— START OF EXTRACTED ENTRIES —

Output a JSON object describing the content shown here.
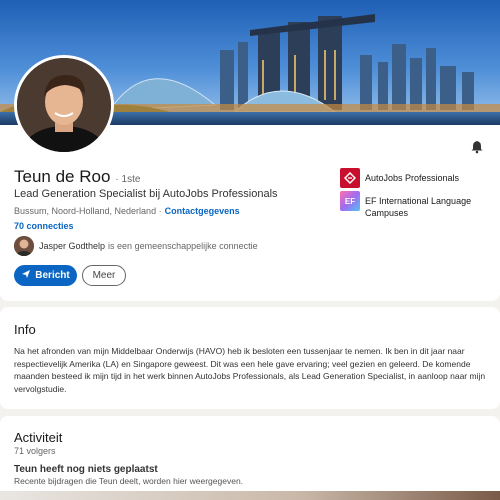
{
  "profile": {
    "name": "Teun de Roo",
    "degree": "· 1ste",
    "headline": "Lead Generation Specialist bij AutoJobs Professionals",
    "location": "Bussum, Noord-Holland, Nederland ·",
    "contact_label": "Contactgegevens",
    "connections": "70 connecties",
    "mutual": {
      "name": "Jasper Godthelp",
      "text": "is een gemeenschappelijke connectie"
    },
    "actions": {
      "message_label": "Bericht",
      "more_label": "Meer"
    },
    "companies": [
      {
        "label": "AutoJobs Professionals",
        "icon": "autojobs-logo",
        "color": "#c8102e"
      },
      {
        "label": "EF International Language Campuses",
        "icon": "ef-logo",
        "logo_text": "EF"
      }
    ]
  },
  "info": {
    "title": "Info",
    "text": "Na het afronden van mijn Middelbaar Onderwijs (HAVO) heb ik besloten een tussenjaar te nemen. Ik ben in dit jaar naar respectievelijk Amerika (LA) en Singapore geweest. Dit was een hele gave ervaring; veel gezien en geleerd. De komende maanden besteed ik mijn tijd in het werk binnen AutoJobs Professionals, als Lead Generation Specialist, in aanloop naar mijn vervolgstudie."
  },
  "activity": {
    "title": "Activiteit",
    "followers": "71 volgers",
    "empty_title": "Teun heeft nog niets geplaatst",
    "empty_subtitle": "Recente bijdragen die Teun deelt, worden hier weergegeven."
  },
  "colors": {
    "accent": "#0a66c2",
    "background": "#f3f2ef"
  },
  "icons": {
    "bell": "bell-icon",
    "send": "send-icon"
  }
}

— END OF EXTRACTED ENTRIES —
— START OF EXTRACTED ENTRIES —

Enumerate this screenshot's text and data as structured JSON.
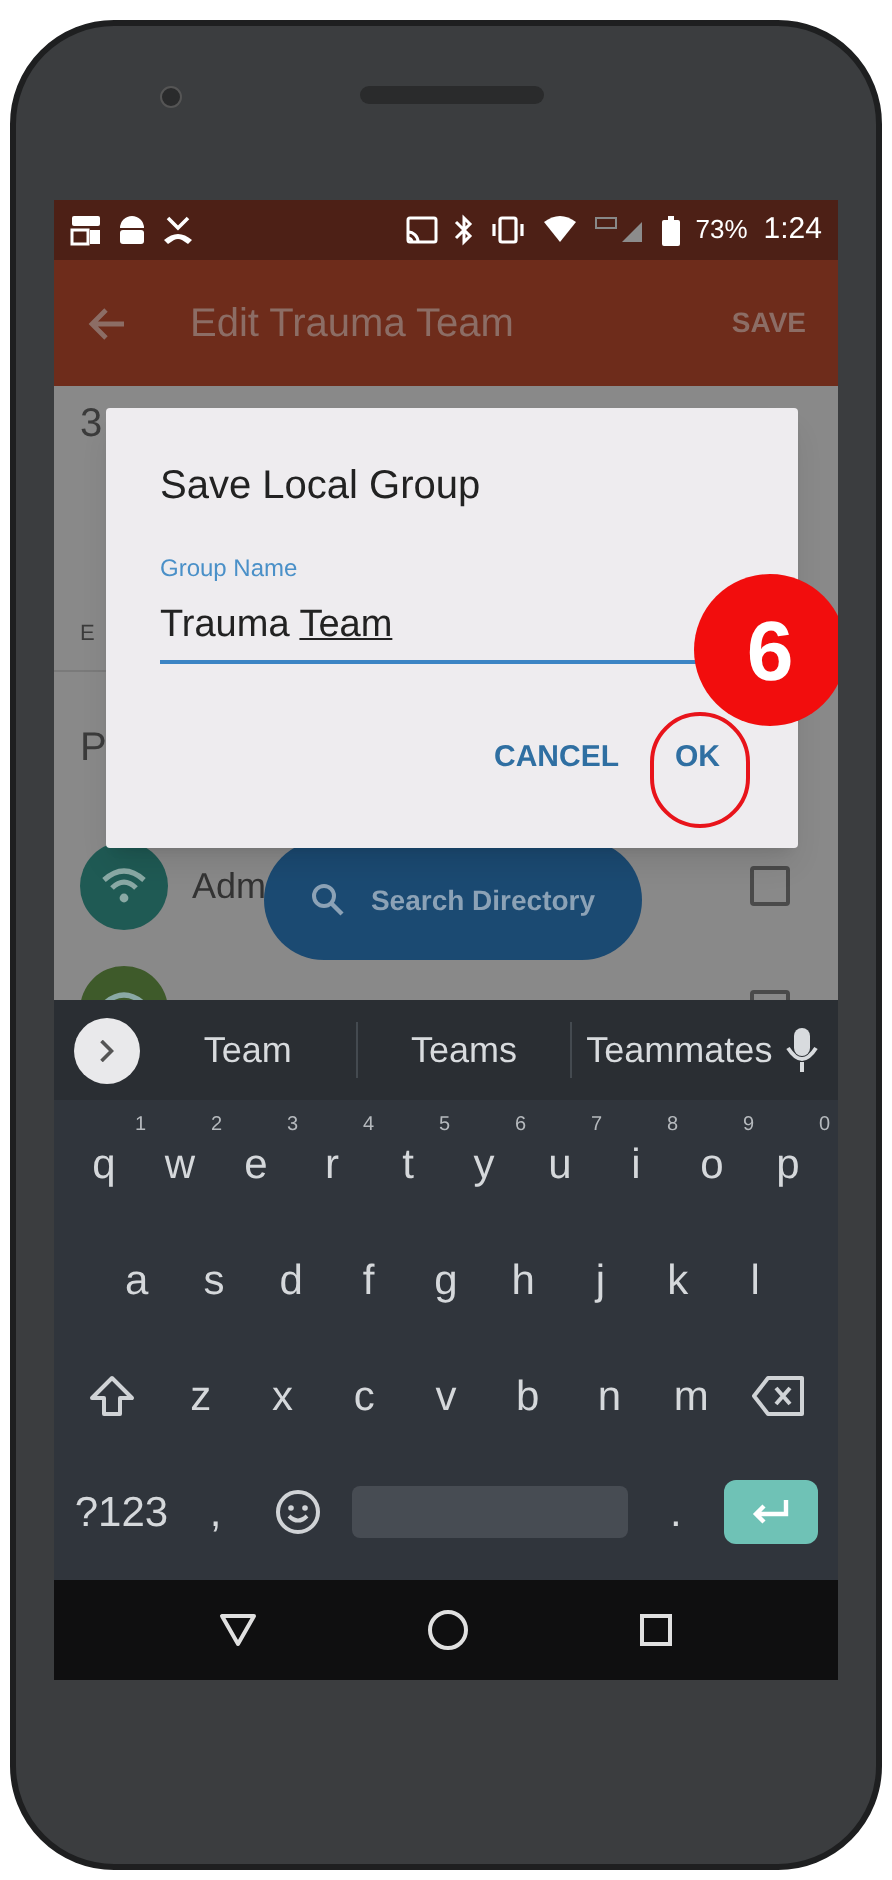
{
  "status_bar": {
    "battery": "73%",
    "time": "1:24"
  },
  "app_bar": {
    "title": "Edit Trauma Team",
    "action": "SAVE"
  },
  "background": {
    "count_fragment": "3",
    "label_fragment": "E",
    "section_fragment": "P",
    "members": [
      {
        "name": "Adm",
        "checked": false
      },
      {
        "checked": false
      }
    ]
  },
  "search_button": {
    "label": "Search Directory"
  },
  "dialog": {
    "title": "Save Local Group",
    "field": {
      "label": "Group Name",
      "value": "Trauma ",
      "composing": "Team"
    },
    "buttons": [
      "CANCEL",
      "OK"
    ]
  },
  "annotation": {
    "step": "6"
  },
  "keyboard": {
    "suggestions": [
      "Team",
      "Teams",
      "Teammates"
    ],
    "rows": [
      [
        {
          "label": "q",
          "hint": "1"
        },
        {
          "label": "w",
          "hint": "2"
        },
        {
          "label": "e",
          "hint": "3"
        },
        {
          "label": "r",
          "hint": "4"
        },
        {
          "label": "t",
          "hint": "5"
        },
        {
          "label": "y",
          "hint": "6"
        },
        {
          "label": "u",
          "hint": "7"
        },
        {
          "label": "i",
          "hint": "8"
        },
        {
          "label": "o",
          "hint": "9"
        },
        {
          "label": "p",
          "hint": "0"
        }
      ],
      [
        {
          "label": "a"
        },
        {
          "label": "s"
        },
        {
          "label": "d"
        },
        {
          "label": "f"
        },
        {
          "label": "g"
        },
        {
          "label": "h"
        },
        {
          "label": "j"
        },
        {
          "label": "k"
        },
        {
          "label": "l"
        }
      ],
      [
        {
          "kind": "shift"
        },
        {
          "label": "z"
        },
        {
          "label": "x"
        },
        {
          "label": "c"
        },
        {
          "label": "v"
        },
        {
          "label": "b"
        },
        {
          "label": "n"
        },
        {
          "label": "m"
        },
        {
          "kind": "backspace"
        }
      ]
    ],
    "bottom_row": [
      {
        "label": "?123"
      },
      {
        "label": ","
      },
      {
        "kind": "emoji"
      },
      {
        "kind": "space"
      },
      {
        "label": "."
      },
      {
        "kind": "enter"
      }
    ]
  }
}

— END OF EXTRACTED ENTRIES —

> **WHAT IS REQUIRED**
Show, from the listing above, each line that contains the word "JSON".

> **WRITTEN ANSWER**
Output a JSON object describing the content shown here.
Enumerate this screenshot's text and data as structured JSON.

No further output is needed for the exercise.